Consignes:
**1.** D'après le texte sur Paris et la rébellion, quels oiseaux Louis XI interdit-il aux Parisiens en 1470 ?
**2.** Extrayez du texte sur Paris et la rébellion le passage qui va de « Louis XI, en » jusqu'à « duc de Bourgogne. ».
**3.** Poursuivez le texte sur Paris et la rébellion à partir de l'endroit où il s'arrête.

Extrait choisi:

◇ ◇ ◇ ◇ ◇ ◇ ◇

Introduction : Paris est le lieu fantasmé de la Rébellion, c’est un stéréotype de l’Histoire Nationale avec les barricades, Gavroche, 1789 et la Bastille, 1830,1848, 1870 et mai 1968…
I Les Origines : Paris au Moyen-Age (GAUVARD).
Capitale dès le XIème siècle, les Rois Capétiens centralisent la France et Paris atteint 300.000 habitants à la fin du XIIIème et au début du XIVème. Mais il existe une peur d’éventuelles rébellions et c’est la seule ville qui n’a pas de charte de franchise, contrairement à Lille, bruges et gand, villes beaucoup plus petites en taille. Seule existe la prévôté des Marchands, qu’Etienne Marcel rendra célèbre au XIVème.
Charles VII, en 1436, se repliera sur la Loire, car Paris est une ville anglaise et bourguignonne et que le Roi ne peut mettre la main sur la police. C’est déjà une ville rebelle dont on se méfie…
Le Duc de Bourgogne promet aux Parisiens de leur donner des libertés et d’alléger les impôts.
Louis XI, en 1470, interdit les geais aux Parisiens car ces oiseaux propageaient des insultes et des slogans favorables à Charles le Téméraire, le duc de Bourgogne.
Cette méfiance de la Province envers Paris se continuera de la Fronde, en 1648, en passant par les Girondins en 1792-1793, et jusque Mai 1968. C’est l’idée majeure de la contagion de l’esprit parisien de la rébellion.
II La Fabrique du Rebelle.
1)La Fronde en 1648(CROQ).
Il existe 2 lieux de pouvoir à Paris : le Palais Royal où se trouvent Louis XIV, Anne d’Autriche et Mazarin; et l’île de la Cité où se rassemblent 4 institutions : le Parlement de Paris, la Chambre des Comptes, le Grand Conseil et la Cour des Aides. Ce sont des lieux de Justice et d’enregistrement des Lois. Mais ils sont écartelés entre leur fidélité au Souverain et le fait d’être les représentantys et défenseurs du Peuple.
Il existe 3 corps organisés : la Milice Bourgeoise qui regroupe 45.000 hommes, soit 10% de la population de 1648; la Municipalité qui regroupe les échevins et les Fabriques Paroisssiales qui sont des Assemblées de Laics. Un exemple de rebelle de 80 ans, c’est Pierre Cado, capitaine de la Milice de la Rue Saint Denis, il mobilise tout son quartier à lui tout seul, c’est une figure parisienne…
2)Le rapport Centre/Périphérie (ROBERT).
Paris compte 1.800.000habitants en 1870 et 10 millions en 2014.

◇ ◇ ◇ ◇ ◇ ◇ ◇

Données fournies:
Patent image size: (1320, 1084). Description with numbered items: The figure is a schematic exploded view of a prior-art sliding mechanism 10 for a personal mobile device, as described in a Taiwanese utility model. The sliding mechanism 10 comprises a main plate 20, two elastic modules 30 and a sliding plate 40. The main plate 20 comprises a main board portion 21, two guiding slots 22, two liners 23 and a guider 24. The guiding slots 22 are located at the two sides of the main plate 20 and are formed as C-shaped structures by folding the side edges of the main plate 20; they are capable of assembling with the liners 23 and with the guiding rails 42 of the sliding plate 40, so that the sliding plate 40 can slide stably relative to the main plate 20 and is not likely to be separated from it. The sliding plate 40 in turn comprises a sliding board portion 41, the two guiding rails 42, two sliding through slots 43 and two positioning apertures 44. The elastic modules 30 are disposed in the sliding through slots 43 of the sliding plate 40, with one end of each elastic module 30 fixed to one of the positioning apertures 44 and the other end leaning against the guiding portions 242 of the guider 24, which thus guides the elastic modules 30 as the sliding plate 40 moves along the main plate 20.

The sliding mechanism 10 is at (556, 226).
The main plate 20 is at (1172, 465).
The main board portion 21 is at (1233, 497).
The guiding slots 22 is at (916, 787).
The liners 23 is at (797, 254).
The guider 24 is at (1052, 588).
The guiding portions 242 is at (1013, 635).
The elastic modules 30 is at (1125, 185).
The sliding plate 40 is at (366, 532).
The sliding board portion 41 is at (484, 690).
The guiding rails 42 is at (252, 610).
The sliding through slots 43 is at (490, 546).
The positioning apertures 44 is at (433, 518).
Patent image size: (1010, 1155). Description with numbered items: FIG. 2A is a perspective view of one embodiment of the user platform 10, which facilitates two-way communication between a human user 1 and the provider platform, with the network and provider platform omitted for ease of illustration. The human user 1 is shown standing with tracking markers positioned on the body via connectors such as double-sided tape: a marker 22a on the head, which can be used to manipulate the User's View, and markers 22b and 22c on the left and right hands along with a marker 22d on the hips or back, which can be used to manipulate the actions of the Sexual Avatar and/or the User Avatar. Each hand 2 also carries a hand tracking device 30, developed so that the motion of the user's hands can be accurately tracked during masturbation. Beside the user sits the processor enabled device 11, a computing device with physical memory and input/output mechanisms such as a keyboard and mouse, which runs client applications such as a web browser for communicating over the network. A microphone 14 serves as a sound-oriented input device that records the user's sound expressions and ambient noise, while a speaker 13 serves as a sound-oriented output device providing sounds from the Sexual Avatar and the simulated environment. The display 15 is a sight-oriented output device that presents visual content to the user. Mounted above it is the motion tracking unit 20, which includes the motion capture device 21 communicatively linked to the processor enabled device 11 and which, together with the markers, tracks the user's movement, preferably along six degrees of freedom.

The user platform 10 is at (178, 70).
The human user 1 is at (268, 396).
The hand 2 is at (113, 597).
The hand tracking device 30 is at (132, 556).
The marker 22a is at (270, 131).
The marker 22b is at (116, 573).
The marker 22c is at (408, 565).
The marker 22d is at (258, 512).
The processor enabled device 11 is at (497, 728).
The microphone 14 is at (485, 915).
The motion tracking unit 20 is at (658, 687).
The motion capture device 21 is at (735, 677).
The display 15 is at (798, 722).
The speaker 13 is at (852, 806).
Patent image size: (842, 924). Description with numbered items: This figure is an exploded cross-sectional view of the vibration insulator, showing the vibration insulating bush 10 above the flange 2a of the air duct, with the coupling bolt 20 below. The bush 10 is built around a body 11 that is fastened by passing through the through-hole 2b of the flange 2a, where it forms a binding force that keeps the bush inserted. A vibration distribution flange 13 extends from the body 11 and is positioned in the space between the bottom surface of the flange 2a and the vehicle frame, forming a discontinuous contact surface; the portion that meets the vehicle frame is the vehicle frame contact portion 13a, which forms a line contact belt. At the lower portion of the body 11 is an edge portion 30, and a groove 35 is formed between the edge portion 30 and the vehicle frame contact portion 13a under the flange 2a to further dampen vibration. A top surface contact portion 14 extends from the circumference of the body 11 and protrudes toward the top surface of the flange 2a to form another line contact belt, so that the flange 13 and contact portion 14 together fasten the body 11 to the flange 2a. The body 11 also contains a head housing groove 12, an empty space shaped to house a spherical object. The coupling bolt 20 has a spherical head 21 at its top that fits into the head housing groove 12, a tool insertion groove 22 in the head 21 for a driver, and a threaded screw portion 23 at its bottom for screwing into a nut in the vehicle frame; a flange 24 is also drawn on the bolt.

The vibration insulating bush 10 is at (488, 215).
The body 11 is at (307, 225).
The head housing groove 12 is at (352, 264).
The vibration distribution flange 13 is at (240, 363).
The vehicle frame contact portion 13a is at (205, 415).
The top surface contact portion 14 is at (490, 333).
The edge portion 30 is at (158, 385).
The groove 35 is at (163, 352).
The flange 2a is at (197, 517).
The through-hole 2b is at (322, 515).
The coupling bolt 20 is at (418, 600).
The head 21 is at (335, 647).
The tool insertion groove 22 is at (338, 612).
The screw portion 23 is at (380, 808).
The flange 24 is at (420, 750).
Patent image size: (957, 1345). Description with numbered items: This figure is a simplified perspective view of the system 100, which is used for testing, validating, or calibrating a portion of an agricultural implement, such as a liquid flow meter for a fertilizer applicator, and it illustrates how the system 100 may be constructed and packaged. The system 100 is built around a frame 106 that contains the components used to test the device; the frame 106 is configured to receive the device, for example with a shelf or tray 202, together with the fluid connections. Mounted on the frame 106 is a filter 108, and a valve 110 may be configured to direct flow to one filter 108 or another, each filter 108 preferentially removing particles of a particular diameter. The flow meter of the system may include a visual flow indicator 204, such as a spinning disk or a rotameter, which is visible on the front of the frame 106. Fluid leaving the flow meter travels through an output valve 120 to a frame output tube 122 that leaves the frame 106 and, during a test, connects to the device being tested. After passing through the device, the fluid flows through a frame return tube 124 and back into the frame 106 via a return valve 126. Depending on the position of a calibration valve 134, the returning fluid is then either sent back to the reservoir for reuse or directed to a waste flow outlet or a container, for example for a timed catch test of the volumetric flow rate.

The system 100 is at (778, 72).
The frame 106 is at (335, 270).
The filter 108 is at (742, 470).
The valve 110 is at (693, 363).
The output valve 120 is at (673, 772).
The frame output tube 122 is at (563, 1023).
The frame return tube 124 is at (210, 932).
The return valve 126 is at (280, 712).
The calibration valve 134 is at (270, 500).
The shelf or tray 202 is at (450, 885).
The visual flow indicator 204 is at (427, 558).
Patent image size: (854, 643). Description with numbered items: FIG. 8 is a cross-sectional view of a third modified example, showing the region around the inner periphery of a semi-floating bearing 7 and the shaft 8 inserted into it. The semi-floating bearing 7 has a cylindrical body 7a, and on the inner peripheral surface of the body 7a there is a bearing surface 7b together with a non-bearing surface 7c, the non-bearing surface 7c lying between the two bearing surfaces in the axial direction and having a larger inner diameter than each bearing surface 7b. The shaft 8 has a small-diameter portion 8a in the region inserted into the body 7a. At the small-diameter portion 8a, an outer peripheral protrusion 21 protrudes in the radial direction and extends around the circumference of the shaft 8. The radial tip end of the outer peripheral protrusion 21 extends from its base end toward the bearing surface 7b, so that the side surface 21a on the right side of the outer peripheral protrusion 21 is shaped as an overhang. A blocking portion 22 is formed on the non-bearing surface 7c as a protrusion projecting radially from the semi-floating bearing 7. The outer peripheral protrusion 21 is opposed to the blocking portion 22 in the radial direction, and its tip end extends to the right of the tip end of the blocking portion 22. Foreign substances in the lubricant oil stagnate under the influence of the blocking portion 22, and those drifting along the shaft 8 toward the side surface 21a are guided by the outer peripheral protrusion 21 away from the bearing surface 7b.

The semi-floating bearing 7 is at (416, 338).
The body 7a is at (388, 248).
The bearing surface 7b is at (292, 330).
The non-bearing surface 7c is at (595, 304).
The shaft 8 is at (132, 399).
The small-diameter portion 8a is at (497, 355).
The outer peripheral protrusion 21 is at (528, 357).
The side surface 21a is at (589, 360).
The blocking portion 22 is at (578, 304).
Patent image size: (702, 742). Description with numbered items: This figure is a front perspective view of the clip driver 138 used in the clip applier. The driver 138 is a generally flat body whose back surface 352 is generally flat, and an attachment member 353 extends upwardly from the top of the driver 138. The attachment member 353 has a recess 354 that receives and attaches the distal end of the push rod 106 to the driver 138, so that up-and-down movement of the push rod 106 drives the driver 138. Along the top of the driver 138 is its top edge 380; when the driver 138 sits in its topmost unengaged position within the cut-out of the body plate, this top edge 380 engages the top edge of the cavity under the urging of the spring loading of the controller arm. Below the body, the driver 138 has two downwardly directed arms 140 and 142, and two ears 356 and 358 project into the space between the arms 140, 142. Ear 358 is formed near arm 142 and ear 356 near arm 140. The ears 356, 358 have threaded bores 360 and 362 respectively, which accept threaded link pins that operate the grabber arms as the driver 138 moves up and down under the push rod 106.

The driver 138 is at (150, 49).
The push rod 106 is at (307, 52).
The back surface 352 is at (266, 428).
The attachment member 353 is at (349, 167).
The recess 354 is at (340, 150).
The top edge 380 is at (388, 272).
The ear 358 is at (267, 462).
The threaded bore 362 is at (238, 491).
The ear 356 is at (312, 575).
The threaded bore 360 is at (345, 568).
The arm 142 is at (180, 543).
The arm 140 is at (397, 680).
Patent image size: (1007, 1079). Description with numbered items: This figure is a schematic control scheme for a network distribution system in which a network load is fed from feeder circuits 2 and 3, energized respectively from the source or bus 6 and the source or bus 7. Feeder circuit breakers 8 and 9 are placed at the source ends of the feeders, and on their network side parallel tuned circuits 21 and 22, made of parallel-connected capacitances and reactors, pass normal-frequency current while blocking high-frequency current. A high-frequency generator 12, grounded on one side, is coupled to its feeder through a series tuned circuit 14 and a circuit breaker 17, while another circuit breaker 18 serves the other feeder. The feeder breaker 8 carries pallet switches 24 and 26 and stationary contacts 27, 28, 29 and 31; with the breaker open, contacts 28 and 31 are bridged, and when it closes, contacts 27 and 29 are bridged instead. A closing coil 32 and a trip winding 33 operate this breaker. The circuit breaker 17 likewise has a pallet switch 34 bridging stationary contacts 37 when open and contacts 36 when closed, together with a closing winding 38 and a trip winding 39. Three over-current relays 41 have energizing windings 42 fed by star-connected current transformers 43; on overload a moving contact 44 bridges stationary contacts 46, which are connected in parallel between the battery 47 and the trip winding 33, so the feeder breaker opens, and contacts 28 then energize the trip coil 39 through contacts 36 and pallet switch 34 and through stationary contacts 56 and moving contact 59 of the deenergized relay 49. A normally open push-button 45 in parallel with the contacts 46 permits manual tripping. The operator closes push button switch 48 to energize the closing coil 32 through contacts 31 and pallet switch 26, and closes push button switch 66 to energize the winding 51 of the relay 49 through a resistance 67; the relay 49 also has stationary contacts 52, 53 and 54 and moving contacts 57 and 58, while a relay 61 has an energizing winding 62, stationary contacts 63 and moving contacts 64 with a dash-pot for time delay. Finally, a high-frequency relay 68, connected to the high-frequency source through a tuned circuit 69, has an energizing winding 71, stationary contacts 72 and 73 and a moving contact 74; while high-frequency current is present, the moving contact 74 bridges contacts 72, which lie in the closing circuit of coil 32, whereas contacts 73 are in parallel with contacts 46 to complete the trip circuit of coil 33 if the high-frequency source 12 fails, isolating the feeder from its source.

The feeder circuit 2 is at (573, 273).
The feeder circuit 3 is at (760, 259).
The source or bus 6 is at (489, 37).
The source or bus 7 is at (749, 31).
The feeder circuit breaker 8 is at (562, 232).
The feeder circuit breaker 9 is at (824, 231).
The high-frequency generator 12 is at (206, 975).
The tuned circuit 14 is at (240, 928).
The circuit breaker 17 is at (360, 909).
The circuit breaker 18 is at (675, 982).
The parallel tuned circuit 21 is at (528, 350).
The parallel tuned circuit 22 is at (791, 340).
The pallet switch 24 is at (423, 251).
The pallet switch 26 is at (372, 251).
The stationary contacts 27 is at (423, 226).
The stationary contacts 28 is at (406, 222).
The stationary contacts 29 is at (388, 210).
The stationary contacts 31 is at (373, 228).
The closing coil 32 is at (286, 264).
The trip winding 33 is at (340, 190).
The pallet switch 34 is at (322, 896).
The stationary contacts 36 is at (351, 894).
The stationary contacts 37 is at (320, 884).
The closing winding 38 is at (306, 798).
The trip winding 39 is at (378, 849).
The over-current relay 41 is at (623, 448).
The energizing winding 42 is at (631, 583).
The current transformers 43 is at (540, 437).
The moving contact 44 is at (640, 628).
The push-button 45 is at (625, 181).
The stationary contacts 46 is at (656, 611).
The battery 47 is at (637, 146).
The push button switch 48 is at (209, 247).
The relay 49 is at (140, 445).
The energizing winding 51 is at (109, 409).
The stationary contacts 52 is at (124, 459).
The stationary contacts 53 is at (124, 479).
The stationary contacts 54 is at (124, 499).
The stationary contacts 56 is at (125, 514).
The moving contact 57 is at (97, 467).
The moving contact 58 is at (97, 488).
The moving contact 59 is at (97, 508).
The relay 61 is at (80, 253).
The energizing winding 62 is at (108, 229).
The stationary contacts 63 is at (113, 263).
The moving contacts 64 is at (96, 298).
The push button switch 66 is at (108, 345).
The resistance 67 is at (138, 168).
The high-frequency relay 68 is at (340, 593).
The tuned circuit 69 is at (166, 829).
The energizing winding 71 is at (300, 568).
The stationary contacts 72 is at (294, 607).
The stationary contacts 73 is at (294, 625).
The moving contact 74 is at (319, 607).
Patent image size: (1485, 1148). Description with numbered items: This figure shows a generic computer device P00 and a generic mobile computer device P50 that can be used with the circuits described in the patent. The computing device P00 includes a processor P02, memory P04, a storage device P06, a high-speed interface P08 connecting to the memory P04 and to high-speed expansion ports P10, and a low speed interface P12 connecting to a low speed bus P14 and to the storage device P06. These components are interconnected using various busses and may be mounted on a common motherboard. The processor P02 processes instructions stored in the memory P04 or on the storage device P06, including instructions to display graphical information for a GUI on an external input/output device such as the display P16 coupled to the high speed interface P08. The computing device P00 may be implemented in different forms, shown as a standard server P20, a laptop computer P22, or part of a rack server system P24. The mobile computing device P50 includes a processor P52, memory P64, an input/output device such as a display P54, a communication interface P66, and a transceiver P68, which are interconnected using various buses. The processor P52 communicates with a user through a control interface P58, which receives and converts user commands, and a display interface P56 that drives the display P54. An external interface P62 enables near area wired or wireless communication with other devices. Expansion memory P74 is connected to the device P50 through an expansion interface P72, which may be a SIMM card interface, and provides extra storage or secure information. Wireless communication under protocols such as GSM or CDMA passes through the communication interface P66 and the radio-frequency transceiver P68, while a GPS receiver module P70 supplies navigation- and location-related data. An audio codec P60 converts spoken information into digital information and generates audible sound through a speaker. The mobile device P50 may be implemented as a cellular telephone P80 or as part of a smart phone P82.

◇ ◇ ◇ ◇ ◇ ◇ ◇

Réponses:
**1.** Les geais.

**2.**
Louis XI, en 1470, interdit les geais aux Parisiens car ces oiseaux propageaient des insultes et des slogans favorables à Charles le Téméraire, le duc de Bourgogne.

**3.**
La taille exceptionnelle de cette ville entraîne un sentiment de différenciation à 3 niveaux : le centre du 1er au 11ème arrondissement; la périphérie du 12ème au 20ème et les banlieux hors les murs. Cela se mesure au niveau politique : Boulanger en 1889 réussit en périphérie pas au centre; le Front National perce en banlieue (93 et 94), pas dans Paris intra-muros. La banlieue Rouge fabrique des rebelles du PCF, aux accodéonistes italiens puis aux rapeurs.
Le sentiment d’isolement de l’individu perdu dans la foule s’y développe. Il y a une expression psychologique du rebelle ou du criminel dans la Grande Ville.
Paris est divisé en de multiples quartiers avec des révoltes locales et de voisinage.
Enfin Paris est aussi une Communauté Imaginaire comme dans la chanson d’Yves Montand sur les « Grands Boulevards ».
III La Sociologie des Rebelles.
1) des marginaux ?? (de 1215 à 1418 : GAUVARD)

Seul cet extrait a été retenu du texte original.